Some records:
++++++++
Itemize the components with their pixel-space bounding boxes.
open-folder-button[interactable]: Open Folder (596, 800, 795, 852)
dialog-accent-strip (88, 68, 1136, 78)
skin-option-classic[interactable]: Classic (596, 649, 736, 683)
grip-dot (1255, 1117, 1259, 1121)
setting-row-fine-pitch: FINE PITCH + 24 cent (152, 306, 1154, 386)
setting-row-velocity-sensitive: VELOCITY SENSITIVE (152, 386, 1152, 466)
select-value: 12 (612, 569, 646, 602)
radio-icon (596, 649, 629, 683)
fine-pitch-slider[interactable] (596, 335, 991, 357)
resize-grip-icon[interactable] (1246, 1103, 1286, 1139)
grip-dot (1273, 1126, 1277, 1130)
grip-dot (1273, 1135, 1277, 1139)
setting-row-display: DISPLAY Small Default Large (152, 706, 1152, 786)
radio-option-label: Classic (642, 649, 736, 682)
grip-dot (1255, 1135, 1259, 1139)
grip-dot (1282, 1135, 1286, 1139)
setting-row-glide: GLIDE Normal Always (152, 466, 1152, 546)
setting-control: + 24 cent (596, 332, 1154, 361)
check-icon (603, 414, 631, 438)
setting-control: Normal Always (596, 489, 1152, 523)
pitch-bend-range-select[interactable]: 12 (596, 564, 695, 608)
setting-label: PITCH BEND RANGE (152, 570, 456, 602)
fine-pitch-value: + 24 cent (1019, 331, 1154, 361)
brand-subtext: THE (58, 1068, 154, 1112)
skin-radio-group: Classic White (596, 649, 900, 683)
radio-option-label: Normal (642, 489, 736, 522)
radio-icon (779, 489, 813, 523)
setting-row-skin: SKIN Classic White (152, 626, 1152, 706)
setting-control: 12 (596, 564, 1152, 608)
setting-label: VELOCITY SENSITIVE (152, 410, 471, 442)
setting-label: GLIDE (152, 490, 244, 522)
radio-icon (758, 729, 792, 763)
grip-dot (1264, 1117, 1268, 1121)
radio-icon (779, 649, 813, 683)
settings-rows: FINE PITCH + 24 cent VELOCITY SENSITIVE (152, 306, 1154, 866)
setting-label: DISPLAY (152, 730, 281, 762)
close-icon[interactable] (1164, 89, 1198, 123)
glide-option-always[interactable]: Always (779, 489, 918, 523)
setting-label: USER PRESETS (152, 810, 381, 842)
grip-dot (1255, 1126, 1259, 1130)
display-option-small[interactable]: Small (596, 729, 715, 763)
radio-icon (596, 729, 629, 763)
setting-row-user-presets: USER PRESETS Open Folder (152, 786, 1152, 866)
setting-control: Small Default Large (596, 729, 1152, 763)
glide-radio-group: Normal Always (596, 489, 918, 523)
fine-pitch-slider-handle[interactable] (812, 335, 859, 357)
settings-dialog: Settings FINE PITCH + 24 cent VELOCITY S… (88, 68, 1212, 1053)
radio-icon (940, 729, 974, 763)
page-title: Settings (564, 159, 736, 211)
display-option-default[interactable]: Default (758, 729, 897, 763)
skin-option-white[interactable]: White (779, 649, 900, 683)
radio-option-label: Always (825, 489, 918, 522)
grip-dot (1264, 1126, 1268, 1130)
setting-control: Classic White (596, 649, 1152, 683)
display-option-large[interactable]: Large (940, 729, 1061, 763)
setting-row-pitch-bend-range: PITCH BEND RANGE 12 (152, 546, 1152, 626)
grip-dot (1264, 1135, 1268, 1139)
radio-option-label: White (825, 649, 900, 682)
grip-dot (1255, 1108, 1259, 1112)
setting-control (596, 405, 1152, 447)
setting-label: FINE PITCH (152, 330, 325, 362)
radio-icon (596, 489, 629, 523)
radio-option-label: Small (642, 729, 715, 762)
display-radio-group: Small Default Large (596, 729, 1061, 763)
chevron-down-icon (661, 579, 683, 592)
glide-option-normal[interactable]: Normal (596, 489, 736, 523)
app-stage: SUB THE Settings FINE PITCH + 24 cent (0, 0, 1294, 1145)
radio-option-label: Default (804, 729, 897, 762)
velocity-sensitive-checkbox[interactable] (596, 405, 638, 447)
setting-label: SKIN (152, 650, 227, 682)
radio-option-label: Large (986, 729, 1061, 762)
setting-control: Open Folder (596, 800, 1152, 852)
++++++++
PROBLEM STATEMENT:
Reproduce the item above verbatim, line by line.

RESPONSE TO THE TASK:
Itemize the components with their pixel-space bounding boxes.
open-folder-button[interactable]: Open Folder (596, 800, 795, 852)
dialog-accent-strip (88, 68, 1136, 78)
skin-option-classic[interactable]: Classic (596, 649, 736, 683)
grip-dot (1255, 1117, 1259, 1121)
setting-row-fine-pitch: FINE PITCH + 24 cent (152, 306, 1154, 386)
setting-row-velocity-sensitive: VELOCITY SENSITIVE (152, 386, 1152, 466)
select-value: 12 (612, 569, 646, 602)
radio-icon (596, 649, 629, 683)
fine-pitch-slider[interactable] (596, 335, 991, 357)
resize-grip-icon[interactable] (1246, 1103, 1286, 1139)
grip-dot (1273, 1126, 1277, 1130)
grip-dot (1273, 1135, 1277, 1139)
setting-row-display: DISPLAY Small Default Large (152, 706, 1152, 786)
radio-option-label: Classic (642, 649, 736, 682)
grip-dot (1255, 1135, 1259, 1139)
grip-dot (1282, 1135, 1286, 1139)
setting-row-glide: GLIDE Normal Always (152, 466, 1152, 546)
setting-control: + 24 cent (596, 332, 1154, 361)
check-icon (603, 414, 631, 438)
setting-control: Normal Always (596, 489, 1152, 523)
pitch-bend-range-select[interactable]: 12 (596, 564, 695, 608)
setting-label: PITCH BEND RANGE (152, 570, 456, 602)
fine-pitch-value: + 24 cent (1019, 331, 1154, 361)
brand-subtext: THE (58, 1068, 154, 1112)
skin-radio-group: Classic White (596, 649, 900, 683)
radio-option-label: Normal (642, 489, 736, 522)
radio-icon (779, 489, 813, 523)
setting-row-skin: SKIN Classic White (152, 626, 1152, 706)
setting-control: 12 (596, 564, 1152, 608)
setting-label: VELOCITY SENSITIVE (152, 410, 471, 442)
setting-label: GLIDE (152, 490, 244, 522)
radio-icon (758, 729, 792, 763)
grip-dot (1264, 1117, 1268, 1121)
radio-icon (779, 649, 813, 683)
settings-rows: FINE PITCH + 24 cent VELOCITY SENSITIVE (152, 306, 1154, 866)
setting-label: DISPLAY (152, 730, 281, 762)
close-icon[interactable] (1164, 89, 1198, 123)
glide-option-always[interactable]: Always (779, 489, 918, 523)
setting-label: USER PRESETS (152, 810, 381, 842)
grip-dot (1255, 1126, 1259, 1130)
display-option-small[interactable]: Small (596, 729, 715, 763)
radio-icon (596, 729, 629, 763)
setting-row-user-presets: USER PRESETS Open Folder (152, 786, 1152, 866)
setting-control: Small Default Large (596, 729, 1152, 763)
glide-radio-group: Normal Always (596, 489, 918, 523)
fine-pitch-slider-handle[interactable] (812, 335, 859, 357)
settings-dialog: Settings FINE PITCH + 24 cent VELOCITY S… (88, 68, 1212, 1053)
radio-icon (940, 729, 974, 763)
page-title: Settings (564, 159, 736, 211)
display-option-default[interactable]: Default (758, 729, 897, 763)
skin-option-white[interactable]: White (779, 649, 900, 683)
radio-option-label: Always (825, 489, 918, 522)
grip-dot (1264, 1126, 1268, 1130)
setting-control: Classic White (596, 649, 1152, 683)
display-option-large[interactable]: Large (940, 729, 1061, 763)
setting-row-pitch-bend-range: PITCH BEND RANGE 12 (152, 546, 1152, 626)
grip-dot (1264, 1135, 1268, 1139)
radio-option-label: White (825, 649, 900, 682)
grip-dot (1255, 1108, 1259, 1112)
setting-control (596, 405, 1152, 447)
setting-label: FINE PITCH (152, 330, 325, 362)
radio-icon (596, 489, 629, 523)
radio-option-label: Small (642, 729, 715, 762)
display-radio-group: Small Default Large (596, 729, 1061, 763)
chevron-down-icon (661, 579, 683, 592)
glide-option-normal[interactable]: Normal (596, 489, 736, 523)
app-stage: SUB THE Settings FINE PITCH + 24 cent (0, 0, 1294, 1145)
radio-option-label: Default (804, 729, 897, 762)
velocity-sensitive-checkbox[interactable] (596, 405, 638, 447)
setting-label: SKIN (152, 650, 227, 682)
radio-option-label: Large (986, 729, 1061, 762)
setting-control: Open Folder (596, 800, 1152, 852)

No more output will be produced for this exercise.